● What you will do:
Reproduce each row below word for word, leaving out the pictures.
....
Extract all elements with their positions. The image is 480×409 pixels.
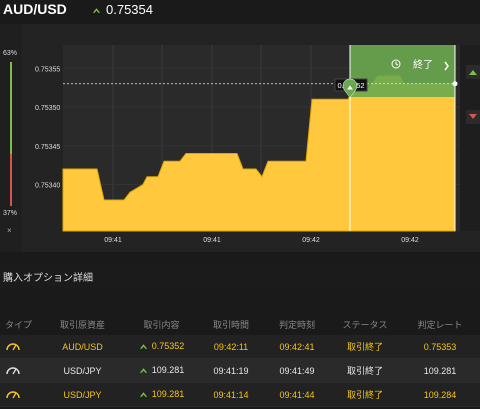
status-cell: 取引終了	[346, 342, 383, 352]
price-chart[interactable]: 0.75355 0.75350 0.75345 0.75340 09:41 09:41 09…	[0, 24, 480, 252]
gauge-bottom-percent: 37%	[3, 210, 18, 217]
clock-icon	[391, 59, 401, 69]
table-row[interactable]: USD/JPY 109.281 09:41:14 09:41:44 取引終了 1…	[0, 383, 480, 407]
sentiment-gauge: 63% 37% ×	[0, 24, 22, 252]
col-rate: 判定レート	[417, 319, 463, 330]
judge-time-cell: 09:42:41	[279, 341, 315, 352]
time-cell: 09:41:19	[213, 365, 249, 376]
content-cell: 109.281	[125, 389, 198, 400]
trades-table: タイプ 取引原資産 取引内容 取引時間 判定時刻 ステータス 判定レート AUD…	[0, 313, 480, 407]
col-asset: 取引原資産	[59, 319, 105, 330]
type-cell	[0, 341, 40, 353]
rate-cell: 109.284	[423, 389, 457, 400]
price-chart-svg: 0.75355 0.75350 0.75345 0.75340 09:41 09:41 09…	[35, 45, 480, 244]
entry-up-arrow-icon	[347, 85, 353, 90]
asset-cell: AUD/USD	[62, 341, 103, 352]
col-content: 取引内容	[143, 319, 180, 330]
up-arrow-icon	[139, 392, 147, 397]
put-down-icon	[469, 114, 477, 119]
y-tick-label: 0.75350	[35, 105, 60, 112]
asset-cell: USD/JPY	[63, 365, 102, 376]
table-row[interactable]: USD/JPY 109.281 09:41:19 09:41:49 取引終了 1…	[0, 359, 480, 383]
up-arrow-icon	[92, 7, 101, 13]
content-cell: 109.281	[125, 365, 198, 376]
rate-cell: 0.75353	[423, 341, 457, 352]
content-cell: 0.75352	[125, 341, 198, 352]
up-arrow-icon	[139, 368, 147, 373]
call-up-icon	[469, 70, 477, 75]
gauge-top-percent: 63%	[3, 50, 18, 57]
judge-time-cell: 09:41:49	[279, 365, 315, 376]
status-cell: 取引終了	[346, 390, 383, 400]
col-status: ステータス	[342, 319, 388, 330]
type-cell	[0, 389, 40, 401]
table-header: タイプ 取引原資産 取引内容 取引時間 判定時刻 ステータス 判定レート	[0, 313, 480, 335]
up-arrow-icon	[139, 344, 147, 349]
gauge-icon	[6, 366, 20, 374]
content-value: 109.281	[151, 389, 185, 399]
current-price-value: 0.75354	[106, 2, 153, 17]
x-tick-label: 09:41	[104, 237, 122, 244]
table-row[interactable]: AUD/USD 0.75352 09:42:11 09:42:41 取引終了 0…	[0, 335, 480, 359]
content-value: 0.75352	[151, 341, 185, 351]
content-value: 109.281	[151, 365, 185, 375]
x-tick-label: 09:42	[302, 237, 320, 244]
asset-cell: USD/JPY	[63, 389, 102, 400]
col-time: 取引時間	[212, 319, 249, 330]
judge-time-cell: 09:41:44	[279, 389, 315, 400]
gauge-icon	[6, 390, 20, 398]
current-price: 0.75354	[92, 2, 153, 17]
y-tick-label: 0.75345	[35, 144, 60, 151]
gauge-close-icon[interactable]: ×	[7, 226, 12, 235]
chevron-right-icon	[444, 61, 449, 71]
x-tick-label: 09:41	[203, 237, 221, 244]
header-bar: AUD/USD 0.75354	[0, 0, 480, 24]
current-price-dot	[452, 81, 458, 87]
col-type: タイプ	[5, 319, 33, 330]
type-cell	[0, 365, 40, 377]
y-tick-label: 0.75340	[35, 183, 60, 190]
end-label: 終了	[413, 58, 433, 71]
col-judge-time: 判定時刻	[278, 319, 315, 330]
rate-cell: 109.281	[423, 365, 457, 376]
y-tick-label: 0.75355	[35, 66, 60, 73]
gauge-up-bar	[10, 62, 12, 154]
status-cell: 取引終了	[346, 366, 383, 376]
purchase-options-title: 購入オプション詳細	[0, 262, 480, 288]
gauge-down-bar	[10, 154, 12, 206]
gauge-icon	[6, 342, 20, 350]
currency-pair-title: AUD/USD	[3, 1, 67, 17]
x-tick-label: 09:42	[401, 237, 419, 244]
time-cell: 09:42:11	[213, 341, 249, 352]
time-cell: 09:41:14	[213, 389, 249, 400]
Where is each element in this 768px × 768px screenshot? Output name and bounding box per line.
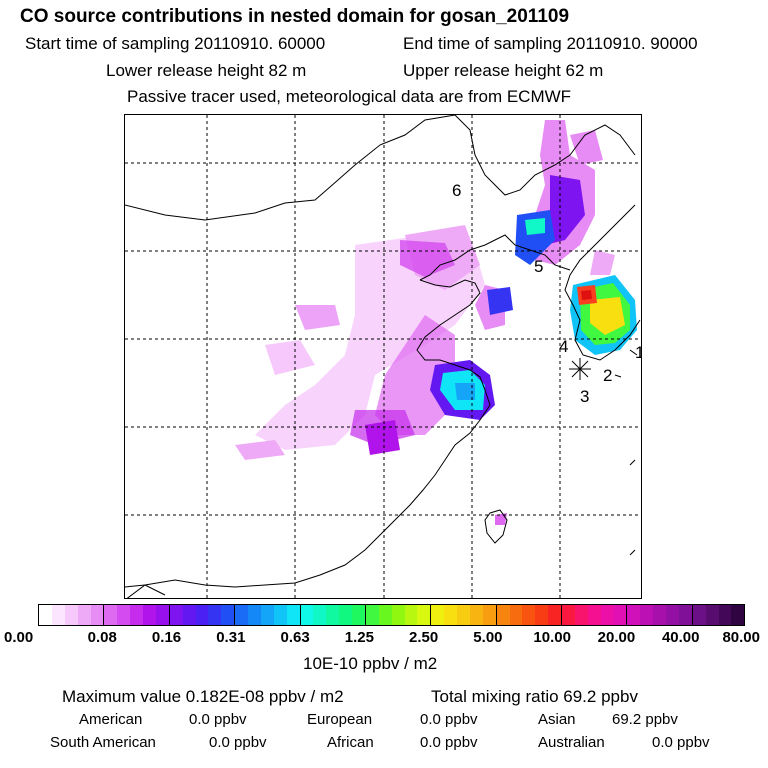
....
● Task result:
Extract all elements with their positions. The image is 480×409 pixels.
status-cell: 取引終了	[346, 342, 383, 352]
price-chart[interactable]: 0.75355 0.75350 0.75345 0.75340 09:41 09:41 09…	[0, 24, 480, 252]
gauge-bottom-percent: 37%	[3, 210, 18, 217]
clock-icon	[391, 59, 401, 69]
table-row[interactable]: USD/JPY 109.281 09:41:14 09:41:44 取引終了 1…	[0, 383, 480, 407]
sentiment-gauge: 63% 37% ×	[0, 24, 22, 252]
col-rate: 判定レート	[417, 319, 463, 330]
judge-time-cell: 09:42:41	[279, 341, 315, 352]
time-cell: 09:41:19	[213, 365, 249, 376]
content-cell: 109.281	[125, 389, 198, 400]
trades-table: タイプ 取引原資産 取引内容 取引時間 判定時刻 ステータス 判定レート AUD…	[0, 313, 480, 407]
col-asset: 取引原資産	[59, 319, 105, 330]
type-cell	[0, 341, 40, 353]
rate-cell: 109.284	[423, 389, 457, 400]
price-chart-svg: 0.75355 0.75350 0.75345 0.75340 09:41 09:41 09…	[35, 45, 480, 244]
entry-up-arrow-icon	[347, 85, 353, 90]
asset-cell: AUD/USD	[62, 341, 103, 352]
col-content: 取引内容	[143, 319, 180, 330]
up-arrow-icon	[139, 392, 147, 397]
put-down-icon	[469, 114, 477, 119]
y-tick-label: 0.75350	[35, 105, 60, 112]
asset-cell: USD/JPY	[63, 365, 102, 376]
table-row[interactable]: USD/JPY 109.281 09:41:19 09:41:49 取引終了 1…	[0, 359, 480, 383]
up-arrow-icon	[92, 7, 101, 13]
content-cell: 109.281	[125, 365, 198, 376]
rate-cell: 0.75353	[423, 341, 457, 352]
content-cell: 0.75352	[125, 341, 198, 352]
up-arrow-icon	[139, 368, 147, 373]
call-up-icon	[469, 70, 477, 75]
gauge-top-percent: 63%	[3, 50, 18, 57]
judge-time-cell: 09:41:49	[279, 365, 315, 376]
status-cell: 取引終了	[346, 390, 383, 400]
col-status: ステータス	[342, 319, 388, 330]
type-cell	[0, 389, 40, 401]
table-header: タイプ 取引原資産 取引内容 取引時間 判定時刻 ステータス 判定レート	[0, 313, 480, 335]
up-arrow-icon	[139, 344, 147, 349]
gauge-icon	[6, 366, 20, 374]
content-value: 109.281	[151, 389, 185, 399]
current-price-value: 0.75354	[106, 2, 153, 17]
x-tick-label: 09:41	[104, 237, 122, 244]
table-row[interactable]: AUD/USD 0.75352 09:42:11 09:42:41 取引終了 0…	[0, 335, 480, 359]
content-value: 0.75352	[151, 341, 185, 351]
content-value: 109.281	[151, 365, 185, 375]
x-tick-label: 09:42	[302, 237, 320, 244]
asset-cell: USD/JPY	[63, 389, 102, 400]
col-time: 取引時間	[212, 319, 249, 330]
judge-time-cell: 09:41:44	[279, 389, 315, 400]
gauge-icon	[6, 390, 20, 398]
current-price: 0.75354	[92, 2, 153, 17]
y-tick-label: 0.75345	[35, 144, 60, 151]
gauge-close-icon[interactable]: ×	[7, 226, 12, 235]
chevron-right-icon	[444, 61, 449, 71]
x-tick-label: 09:41	[203, 237, 221, 244]
header-bar: AUD/USD 0.75354	[0, 0, 480, 24]
current-price-dot	[452, 81, 458, 87]
col-type: タイプ	[5, 319, 33, 330]
type-cell	[0, 365, 40, 377]
y-tick-label: 0.75340	[35, 183, 60, 190]
end-label: 終了	[413, 58, 433, 71]
col-judge-time: 判定時刻	[278, 319, 315, 330]
rate-cell: 109.281	[423, 365, 457, 376]
y-tick-label: 0.75355	[35, 66, 60, 73]
gauge-up-bar	[10, 62, 12, 154]
status-cell: 取引終了	[346, 366, 383, 376]
purchase-options-title: 購入オプション詳細	[0, 262, 480, 288]
gauge-down-bar	[10, 154, 12, 206]
gauge-icon	[6, 342, 20, 350]
currency-pair-title: AUD/USD	[3, 1, 67, 17]
x-tick-label: 09:42	[401, 237, 419, 244]
time-cell: 09:42:11	[213, 341, 249, 352]
time-cell: 09:41:14	[213, 389, 249, 400]
Where is each element in this 768px × 768px screenshot? Output name and bounding box per line.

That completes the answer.